-- Start Supplied records --
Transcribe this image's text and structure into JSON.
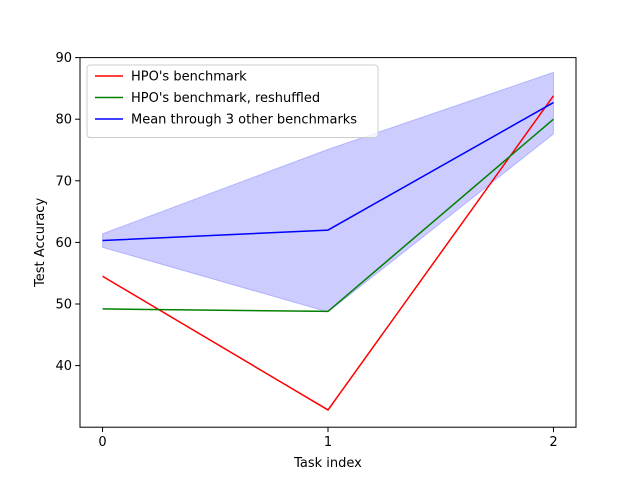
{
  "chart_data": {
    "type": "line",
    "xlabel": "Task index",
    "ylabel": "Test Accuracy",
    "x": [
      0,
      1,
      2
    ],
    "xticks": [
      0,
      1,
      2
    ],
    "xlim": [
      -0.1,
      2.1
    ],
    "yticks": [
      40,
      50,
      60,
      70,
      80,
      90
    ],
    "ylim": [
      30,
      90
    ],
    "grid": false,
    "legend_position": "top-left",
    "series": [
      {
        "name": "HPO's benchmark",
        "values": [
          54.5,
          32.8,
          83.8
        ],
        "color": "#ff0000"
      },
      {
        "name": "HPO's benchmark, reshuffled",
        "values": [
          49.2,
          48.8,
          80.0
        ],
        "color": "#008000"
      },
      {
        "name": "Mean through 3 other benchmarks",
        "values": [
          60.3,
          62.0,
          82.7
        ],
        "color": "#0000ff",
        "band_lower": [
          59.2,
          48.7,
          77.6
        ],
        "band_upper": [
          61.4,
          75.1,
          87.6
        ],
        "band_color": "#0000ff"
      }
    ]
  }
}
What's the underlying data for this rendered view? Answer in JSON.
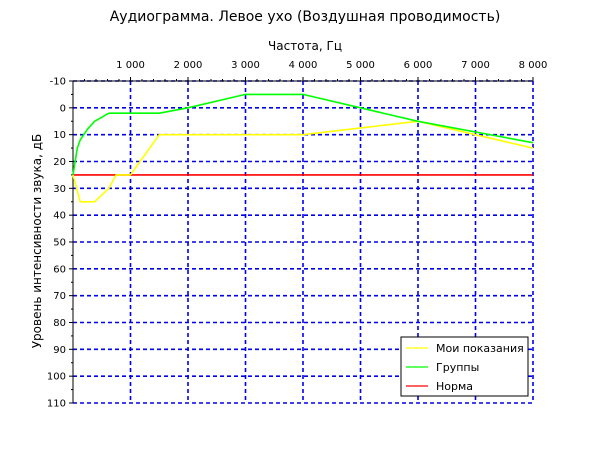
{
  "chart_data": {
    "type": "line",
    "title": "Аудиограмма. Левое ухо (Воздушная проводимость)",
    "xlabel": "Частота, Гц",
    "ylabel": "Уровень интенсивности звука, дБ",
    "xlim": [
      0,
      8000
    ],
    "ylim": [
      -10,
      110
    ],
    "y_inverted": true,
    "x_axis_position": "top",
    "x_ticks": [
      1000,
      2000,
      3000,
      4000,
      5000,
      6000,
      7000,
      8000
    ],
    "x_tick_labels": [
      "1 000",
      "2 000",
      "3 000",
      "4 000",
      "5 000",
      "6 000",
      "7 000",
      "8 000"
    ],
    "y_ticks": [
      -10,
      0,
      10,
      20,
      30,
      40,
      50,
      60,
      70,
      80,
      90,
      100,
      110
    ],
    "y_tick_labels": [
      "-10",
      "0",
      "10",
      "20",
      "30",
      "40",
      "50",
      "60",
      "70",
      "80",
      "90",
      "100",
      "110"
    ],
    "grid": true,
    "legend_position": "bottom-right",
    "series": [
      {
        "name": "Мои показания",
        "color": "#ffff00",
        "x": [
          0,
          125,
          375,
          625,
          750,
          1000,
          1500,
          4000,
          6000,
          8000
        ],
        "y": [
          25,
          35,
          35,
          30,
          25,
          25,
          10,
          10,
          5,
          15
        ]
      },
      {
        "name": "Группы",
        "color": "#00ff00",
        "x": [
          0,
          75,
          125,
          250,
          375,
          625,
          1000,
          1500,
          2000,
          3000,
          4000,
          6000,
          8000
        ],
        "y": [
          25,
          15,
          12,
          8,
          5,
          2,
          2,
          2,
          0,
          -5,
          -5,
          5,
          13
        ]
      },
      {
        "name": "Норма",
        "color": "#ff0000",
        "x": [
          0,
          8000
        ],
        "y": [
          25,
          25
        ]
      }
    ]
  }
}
-- End Supplied records --
▶ [To be done] Display every line of the listing that contains the string "ylabel".

▶ [Exercise result]
    "ylabel": "Test Accuracy",
    "ylabel": "Уровень интенсивности звука, дБ",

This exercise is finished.